Rewrite all the records below, replacing "image" with "screenshot" everywhere and changing nothing else. Leave the pictures out of your answer.

## begin ENTRIES SHOWN

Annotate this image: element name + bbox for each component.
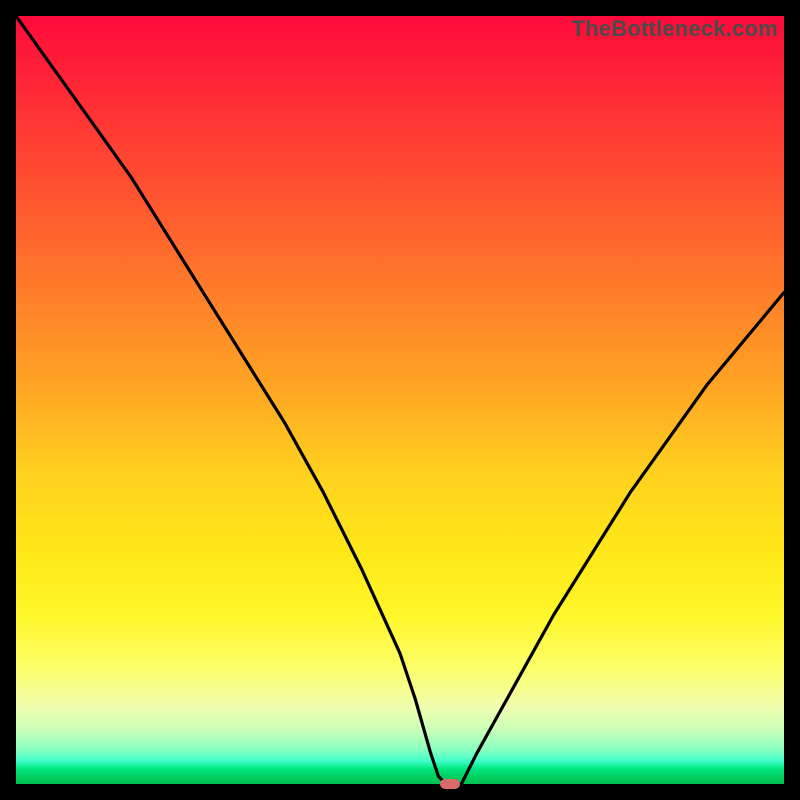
plot-area: TheBottleneck.com: [16, 16, 784, 784]
curve-path: [16, 16, 784, 784]
chart-frame: TheBottleneck.com: [0, 0, 800, 800]
bottleneck-curve: [16, 16, 784, 784]
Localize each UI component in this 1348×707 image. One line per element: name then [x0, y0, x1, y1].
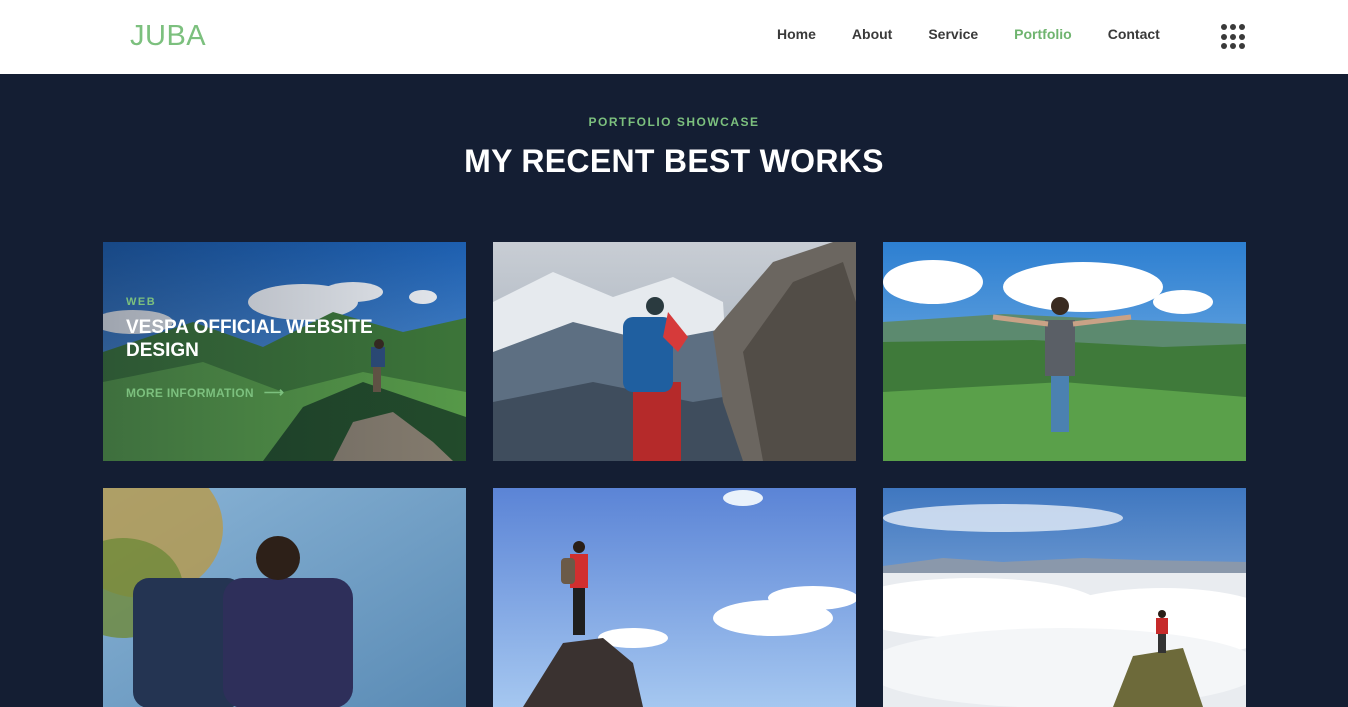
section-title: MY RECENT BEST WORKS [464, 143, 884, 179]
portfolio-card-3[interactable] [883, 242, 1246, 461]
sky-hiker-photo [493, 488, 856, 707]
portfolio-card-2[interactable] [493, 242, 856, 461]
main-nav: Home About Service Portfolio Contact [760, 26, 1160, 42]
nav-service[interactable]: Service [928, 26, 978, 42]
portfolio-card-4[interactable] [103, 488, 466, 707]
rock-hiker-photo [493, 242, 856, 461]
clouds-photo [883, 488, 1246, 707]
section-eyebrow: PORTFOLIO SHOWCASE [588, 115, 760, 129]
nav-home[interactable]: Home [777, 26, 816, 42]
valley-photo [883, 242, 1246, 461]
more-information-label: MORE INFORMATION [126, 385, 254, 400]
arrow-right-icon: ⟶ [263, 384, 285, 400]
portfolio-card-6[interactable] [883, 488, 1246, 707]
card-category: WEB [126, 296, 157, 308]
nav-contact[interactable]: Contact [1108, 26, 1160, 42]
logo[interactable]: JUBA [130, 20, 206, 53]
site-header: JUBA Home About Service Portfolio Contac… [0, 0, 1348, 74]
portfolio-card-5[interactable] [493, 488, 856, 707]
sitting-hiker-photo [103, 488, 466, 707]
portfolio-card-1[interactable]: WEB VESPA OFFICIAL WEBSITE DESIGN MORE I… [103, 242, 466, 461]
grid-dots-icon[interactable] [1221, 24, 1247, 50]
card-title: VESPA OFFICIAL WEBSITE DESIGN [126, 317, 373, 361]
nav-portfolio[interactable]: Portfolio [1014, 26, 1072, 42]
nav-about[interactable]: About [852, 26, 892, 42]
more-information-link[interactable]: MORE INFORMATION ⟶ [126, 384, 284, 401]
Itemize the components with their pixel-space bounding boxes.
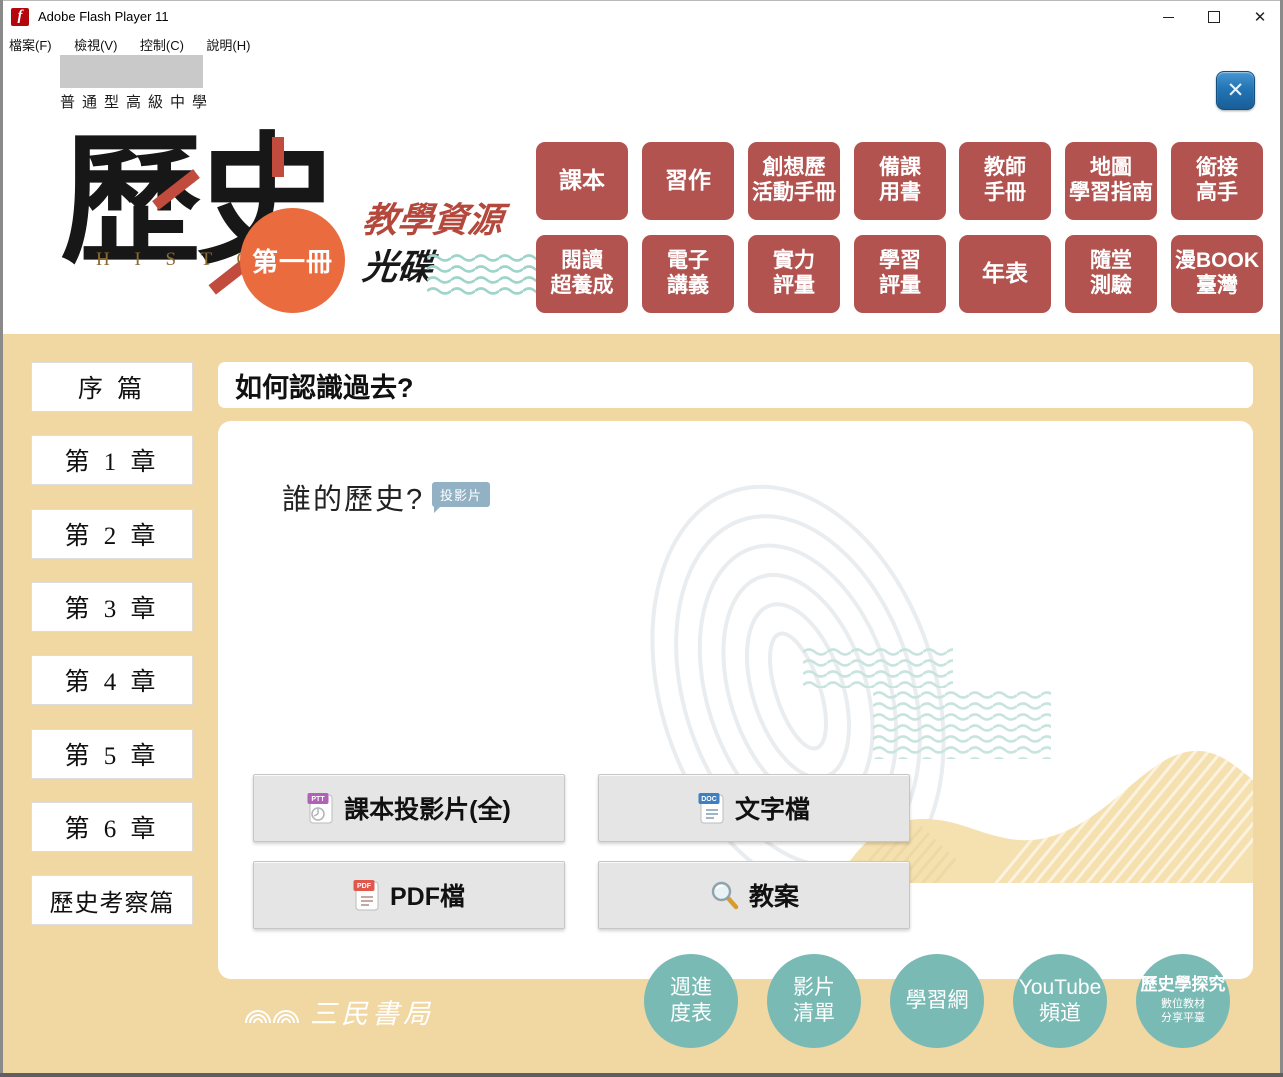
tagline-disc: 光碟: [360, 239, 435, 290]
redacted-logo: [60, 55, 203, 88]
topic-title: 誰的歷史?: [282, 476, 424, 518]
magnifier-icon: [709, 880, 739, 911]
menu-file[interactable]: 檔案(F): [0, 32, 61, 54]
logo-red-accent: [272, 137, 284, 177]
file-button-label: 課本投影片(全): [344, 790, 511, 826]
window-title: Adobe Flash Player 11: [38, 9, 169, 24]
svg-text:PDF: PDF: [357, 883, 372, 890]
section-title: 如何認識過去?: [235, 366, 414, 405]
sidebar-item-chapter-2[interactable]: 第 2 章: [31, 509, 193, 559]
resource-button-workbook[interactable]: 習作: [642, 142, 734, 220]
menu-control[interactable]: 控制(C): [131, 32, 193, 54]
sidebar-item-chapter-5[interactable]: 第 5 章: [31, 729, 193, 779]
resource-button-lesson-prep[interactable]: 備課 用書: [854, 142, 946, 220]
resource-button-comic-taiwan[interactable]: 漫BOOK 臺灣: [1171, 235, 1263, 313]
sidebar-item-preface[interactable]: 序 篇: [31, 362, 193, 412]
publisher-name: 三民書局: [310, 992, 434, 1031]
menu-view[interactable]: 檢視(V): [65, 32, 126, 54]
video-list-circle[interactable]: 影片 清單: [767, 954, 861, 1048]
file-button-label: PDF檔: [390, 877, 465, 913]
volume-badge: 第一冊: [240, 208, 345, 313]
window-border: [0, 0, 3, 1077]
resource-button-e-lecture[interactable]: 電子 講義: [642, 235, 734, 313]
slides-tag: 投影片: [432, 482, 490, 507]
ppt-file-icon: PTT: [307, 792, 334, 825]
flash-player-icon: f: [11, 8, 29, 26]
file-button-label: 文字檔: [735, 790, 810, 826]
wave-decoration: [803, 646, 953, 688]
school-type-label: 普通型高級中學: [60, 91, 214, 112]
svg-text:DOC: DOC: [701, 796, 717, 803]
file-button-label: 教案: [749, 877, 799, 913]
resource-button-learning-test[interactable]: 學習 評量: [854, 235, 946, 313]
tagline-resource: 教學資源: [360, 192, 505, 243]
slides-all-button[interactable]: PTT 課本投影片(全): [253, 774, 565, 842]
text-file-button[interactable]: DOC 文字檔: [598, 774, 910, 842]
weekly-schedule-circle[interactable]: 週進 度表: [644, 954, 738, 1048]
sanmin-arcs-icon: [244, 997, 302, 1027]
lesson-plan-button[interactable]: 教案: [598, 861, 910, 929]
window-border: [0, 1073, 1283, 1077]
resource-button-activity-handbook[interactable]: 創想歷 活動手冊: [748, 142, 840, 220]
resource-button-bridging[interactable]: 銜接 高手: [1171, 142, 1263, 220]
svg-text:PTT: PTT: [312, 796, 326, 803]
resource-button-teacher-manual[interactable]: 教師 手冊: [959, 142, 1051, 220]
pdf-file-icon: PDF: [353, 879, 380, 912]
circle-title: 歷史學探究: [1141, 976, 1226, 995]
resource-button-ability-test[interactable]: 實力 評量: [748, 235, 840, 313]
section-title-bar: 如何認識過去?: [218, 362, 1253, 408]
sidebar-item-chapter-6[interactable]: 第 6 章: [31, 802, 193, 852]
minimize-button[interactable]: [1145, 1, 1191, 33]
resource-button-chronology[interactable]: 年表: [959, 235, 1051, 313]
maximize-button[interactable]: [1191, 1, 1237, 33]
wave-decoration: [427, 252, 547, 296]
resource-button-reading[interactable]: 閱讀 超養成: [536, 235, 628, 313]
sidebar-item-chapter-1[interactable]: 第 1 章: [31, 435, 193, 485]
close-app-button[interactable]: ✕: [1216, 71, 1255, 110]
title-bar: f Adobe Flash Player 11 ✕: [0, 0, 1283, 33]
sidebar-item-chapter-4[interactable]: 第 4 章: [31, 655, 193, 705]
sidebar-item-field-study[interactable]: 歷史考察篇: [31, 875, 193, 925]
content-panel: 誰的歷史? 投影片 PTT 課本投影片(全) DOC 文字檔: [218, 421, 1253, 979]
maximize-icon: [1208, 11, 1220, 23]
close-icon: ✕: [1254, 10, 1267, 25]
resource-button-map-guide[interactable]: 地圖 學習指南: [1065, 142, 1157, 220]
circle-subtitle: 數位教材 分享平臺: [1161, 997, 1205, 1026]
menu-help[interactable]: 說明(H): [197, 32, 259, 54]
close-window-button[interactable]: ✕: [1237, 1, 1283, 33]
pdf-file-button[interactable]: PDF PDF檔: [253, 861, 565, 929]
publisher-logo: 三民書局: [244, 992, 434, 1031]
history-inquiry-circle[interactable]: 歷史學探究 數位教材 分享平臺: [1136, 954, 1230, 1048]
youtube-channel-circle[interactable]: YouTube 頻道: [1013, 954, 1107, 1048]
sidebar-item-chapter-3[interactable]: 第 3 章: [31, 582, 193, 632]
menu-bar: 檔案(F) 檢視(V) 控制(C) 說明(H): [0, 32, 1283, 55]
resource-button-quiz[interactable]: 隨堂 測驗: [1065, 235, 1157, 313]
doc-file-icon: DOC: [698, 792, 725, 825]
flash-player-window: f Adobe Flash Player 11 ✕ 檔案(F) 檢視(V) 控制…: [0, 0, 1283, 1077]
resource-button-textbook[interactable]: 課本: [536, 142, 628, 220]
learning-site-circle[interactable]: 學習網: [890, 954, 984, 1048]
minimize-icon: [1163, 17, 1174, 18]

## end ENTRIES SHOWN

RESPONSE:
Annotate this screenshot: element name + bbox for each component.
plot-area: TheBottleneck.com: [16, 16, 784, 784]
curve-path: [16, 16, 784, 784]
chart-frame: TheBottleneck.com: [0, 0, 800, 800]
bottleneck-curve: [16, 16, 784, 784]
Localize each UI component in this 1348×707 screenshot. One line per element: name then [x0, y0, x1, y1].
section-title: MY RECENT BEST WORKS [464, 143, 884, 179]
portfolio-card-3[interactable] [883, 242, 1246, 461]
sky-hiker-photo [493, 488, 856, 707]
portfolio-card-2[interactable] [493, 242, 856, 461]
main-nav: Home About Service Portfolio Contact [760, 26, 1160, 42]
nav-service[interactable]: Service [928, 26, 978, 42]
portfolio-card-4[interactable] [103, 488, 466, 707]
rock-hiker-photo [493, 242, 856, 461]
clouds-photo [883, 488, 1246, 707]
section-eyebrow: PORTFOLIO SHOWCASE [588, 115, 760, 129]
nav-home[interactable]: Home [777, 26, 816, 42]
valley-photo [883, 242, 1246, 461]
more-information-label: MORE INFORMATION [126, 385, 254, 400]
arrow-right-icon: ⟶ [263, 384, 285, 400]
portfolio-card-6[interactable] [883, 488, 1246, 707]
card-category: WEB [126, 296, 157, 308]
nav-contact[interactable]: Contact [1108, 26, 1160, 42]
logo[interactable]: JUBA [130, 20, 206, 53]
site-header: JUBA Home About Service Portfolio Contac… [0, 0, 1348, 74]
portfolio-card-5[interactable] [493, 488, 856, 707]
sitting-hiker-photo [103, 488, 466, 707]
portfolio-card-1[interactable]: WEB VESPA OFFICIAL WEBSITE DESIGN MORE I… [103, 242, 466, 461]
grid-dots-icon[interactable] [1221, 24, 1247, 50]
card-title: VESPA OFFICIAL WEBSITE DESIGN [126, 317, 373, 361]
nav-portfolio[interactable]: Portfolio [1014, 26, 1072, 42]
nav-about[interactable]: About [852, 26, 892, 42]
more-information-link[interactable]: MORE INFORMATION ⟶ [126, 384, 284, 401]
Itemize the components with their pixel-space bounding boxes.
tagline-disc: 光碟: [360, 239, 435, 290]
redacted-logo: [60, 55, 203, 88]
topic-title: 誰的歷史?: [282, 476, 424, 518]
magnifier-icon: [709, 880, 739, 911]
menu-file[interactable]: 檔案(F): [0, 32, 61, 54]
logo-red-accent: [272, 137, 284, 177]
file-button-label: 課本投影片(全): [344, 790, 511, 826]
window-title: Adobe Flash Player 11: [38, 9, 169, 24]
svg-text:PDF: PDF: [357, 883, 372, 890]
section-title: 如何認識過去?: [235, 366, 414, 405]
sidebar-item-chapter-2[interactable]: 第 2 章: [31, 509, 193, 559]
resource-button-workbook[interactable]: 習作: [642, 142, 734, 220]
menu-control[interactable]: 控制(C): [131, 32, 193, 54]
sidebar-item-chapter-5[interactable]: 第 5 章: [31, 729, 193, 779]
resource-button-lesson-prep[interactable]: 備課 用書: [854, 142, 946, 220]
resource-button-comic-taiwan[interactable]: 漫BOOK 臺灣: [1171, 235, 1263, 313]
sidebar-item-preface[interactable]: 序 篇: [31, 362, 193, 412]
publisher-name: 三民書局: [310, 992, 434, 1031]
menu-view[interactable]: 檢視(V): [65, 32, 126, 54]
video-list-circle[interactable]: 影片 清單: [767, 954, 861, 1048]
file-button-label: PDF檔: [390, 877, 465, 913]
volume-badge: 第一冊: [240, 208, 345, 313]
window-border: [0, 0, 3, 1077]
resource-button-e-lecture[interactable]: 電子 講義: [642, 235, 734, 313]
slides-tag: 投影片: [432, 482, 490, 507]
ppt-file-icon: PTT: [307, 792, 334, 825]
flash-player-icon: f: [11, 8, 29, 26]
file-button-label: 文字檔: [735, 790, 810, 826]
wave-decoration: [803, 646, 953, 688]
school-type-label: 普通型高級中學: [60, 91, 214, 112]
svg-text:DOC: DOC: [701, 796, 717, 803]
file-button-label: 教案: [749, 877, 799, 913]
resource-button-learning-test[interactable]: 學習 評量: [854, 235, 946, 313]
tagline-resource: 教學資源: [360, 192, 505, 243]
slides-all-button[interactable]: PTT 課本投影片(全): [253, 774, 565, 842]
text-file-button[interactable]: DOC 文字檔: [598, 774, 910, 842]
weekly-schedule-circle[interactable]: 週進 度表: [644, 954, 738, 1048]
sanmin-arcs-icon: [244, 997, 302, 1027]
lesson-plan-button[interactable]: 教案: [598, 861, 910, 929]
window-border: [0, 1073, 1283, 1077]
resource-button-activity-handbook[interactable]: 創想歷 活動手冊: [748, 142, 840, 220]
resource-button-bridging[interactable]: 銜接 高手: [1171, 142, 1263, 220]
svg-text:PTT: PTT: [312, 796, 326, 803]
resource-button-teacher-manual[interactable]: 教師 手冊: [959, 142, 1051, 220]
pdf-file-icon: PDF: [353, 879, 380, 912]
circle-title: 歷史學探究: [1141, 976, 1226, 995]
resource-button-ability-test[interactable]: 實力 評量: [748, 235, 840, 313]
section-title-bar: 如何認識過去?: [218, 362, 1253, 408]
sidebar-item-chapter-6[interactable]: 第 6 章: [31, 802, 193, 852]
minimize-button[interactable]: [1145, 1, 1191, 33]
resource-button-chronology[interactable]: 年表: [959, 235, 1051, 313]
maximize-button[interactable]: [1191, 1, 1237, 33]
wave-decoration: [427, 252, 547, 296]
resource-button-reading[interactable]: 閱讀 超養成: [536, 235, 628, 313]
sidebar-item-chapter-1[interactable]: 第 1 章: [31, 435, 193, 485]
close-app-button[interactable]: ✕: [1216, 71, 1255, 110]
title-bar: f Adobe Flash Player 11 ✕: [0, 0, 1283, 33]
sidebar-item-chapter-4[interactable]: 第 4 章: [31, 655, 193, 705]
sidebar-item-field-study[interactable]: 歷史考察篇: [31, 875, 193, 925]
content-panel: 誰的歷史? 投影片 PTT 課本投影片(全) DOC 文字檔: [218, 421, 1253, 979]
maximize-icon: [1208, 11, 1220, 23]
close-icon: ✕: [1254, 10, 1267, 25]
resource-button-map-guide[interactable]: 地圖 學習指南: [1065, 142, 1157, 220]
circle-subtitle: 數位教材 分享平臺: [1161, 997, 1205, 1026]
menu-help[interactable]: 說明(H): [197, 32, 259, 54]
close-window-button[interactable]: ✕: [1237, 1, 1283, 33]
pdf-file-button[interactable]: PDF PDF檔: [253, 861, 565, 929]
publisher-logo: 三民書局: [244, 992, 434, 1031]
history-inquiry-circle[interactable]: 歷史學探究 數位教材 分享平臺: [1136, 954, 1230, 1048]
youtube-channel-circle[interactable]: YouTube 頻道: [1013, 954, 1107, 1048]
sidebar-item-chapter-3[interactable]: 第 3 章: [31, 582, 193, 632]
menu-bar: 檔案(F) 檢視(V) 控制(C) 說明(H): [0, 32, 1283, 55]
resource-button-quiz[interactable]: 隨堂 測驗: [1065, 235, 1157, 313]
doc-file-icon: DOC: [698, 792, 725, 825]
flash-player-window: f Adobe Flash Player 11 ✕ 檔案(F) 檢視(V) 控制…: [0, 0, 1283, 1077]
resource-button-textbook[interactable]: 課本: [536, 142, 628, 220]
learning-site-circle[interactable]: 學習網: [890, 954, 984, 1048]
minimize-icon: [1163, 17, 1174, 18]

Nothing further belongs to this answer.